↓

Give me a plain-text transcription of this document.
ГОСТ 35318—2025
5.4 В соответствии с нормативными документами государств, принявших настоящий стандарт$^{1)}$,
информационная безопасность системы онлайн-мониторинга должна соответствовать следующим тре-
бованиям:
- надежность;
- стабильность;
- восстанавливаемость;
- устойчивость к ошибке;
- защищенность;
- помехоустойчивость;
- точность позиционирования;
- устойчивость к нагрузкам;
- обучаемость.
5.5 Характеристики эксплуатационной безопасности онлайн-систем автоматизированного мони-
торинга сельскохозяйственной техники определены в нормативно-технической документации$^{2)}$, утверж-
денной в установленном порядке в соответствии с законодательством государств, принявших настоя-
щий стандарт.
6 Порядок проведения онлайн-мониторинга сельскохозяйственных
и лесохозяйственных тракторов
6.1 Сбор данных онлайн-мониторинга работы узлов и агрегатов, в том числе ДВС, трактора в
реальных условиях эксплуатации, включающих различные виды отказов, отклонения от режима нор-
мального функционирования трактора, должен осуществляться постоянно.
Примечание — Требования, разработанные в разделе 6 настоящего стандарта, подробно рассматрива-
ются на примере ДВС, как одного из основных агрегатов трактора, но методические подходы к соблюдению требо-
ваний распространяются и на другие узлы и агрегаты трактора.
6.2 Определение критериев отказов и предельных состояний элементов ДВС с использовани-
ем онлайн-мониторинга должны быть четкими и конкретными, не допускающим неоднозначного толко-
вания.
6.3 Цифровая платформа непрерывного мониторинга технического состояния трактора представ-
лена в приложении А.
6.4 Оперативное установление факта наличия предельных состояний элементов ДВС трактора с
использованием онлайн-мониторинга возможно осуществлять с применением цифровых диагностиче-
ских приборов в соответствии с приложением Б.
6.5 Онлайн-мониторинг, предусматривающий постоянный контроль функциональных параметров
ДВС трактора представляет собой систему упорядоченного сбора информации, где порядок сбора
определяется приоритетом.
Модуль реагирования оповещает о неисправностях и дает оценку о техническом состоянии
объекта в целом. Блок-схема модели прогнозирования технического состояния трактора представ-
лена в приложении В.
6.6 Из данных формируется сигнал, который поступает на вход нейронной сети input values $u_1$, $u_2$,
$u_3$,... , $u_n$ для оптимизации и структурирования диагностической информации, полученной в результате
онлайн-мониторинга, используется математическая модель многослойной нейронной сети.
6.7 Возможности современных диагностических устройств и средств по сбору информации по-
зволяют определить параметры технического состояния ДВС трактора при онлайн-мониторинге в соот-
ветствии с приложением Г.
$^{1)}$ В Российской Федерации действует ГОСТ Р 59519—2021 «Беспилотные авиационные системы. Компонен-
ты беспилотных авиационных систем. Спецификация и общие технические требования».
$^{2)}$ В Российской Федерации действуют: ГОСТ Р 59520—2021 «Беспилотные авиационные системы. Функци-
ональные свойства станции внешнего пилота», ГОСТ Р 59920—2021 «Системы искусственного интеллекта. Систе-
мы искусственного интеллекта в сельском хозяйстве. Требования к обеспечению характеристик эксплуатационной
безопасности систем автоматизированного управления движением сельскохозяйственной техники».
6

↑

- AIM OF THE TASK: Using the listing above, locate the lines that hold "предельных" and copy each one.

- OUTPUT BELOW:
6.2 Определение критериев отказов и предельных состояний элементов ДВС с использовани-
6.4 Оперативное установление факта наличия предельных состояний элементов ДВС трактора с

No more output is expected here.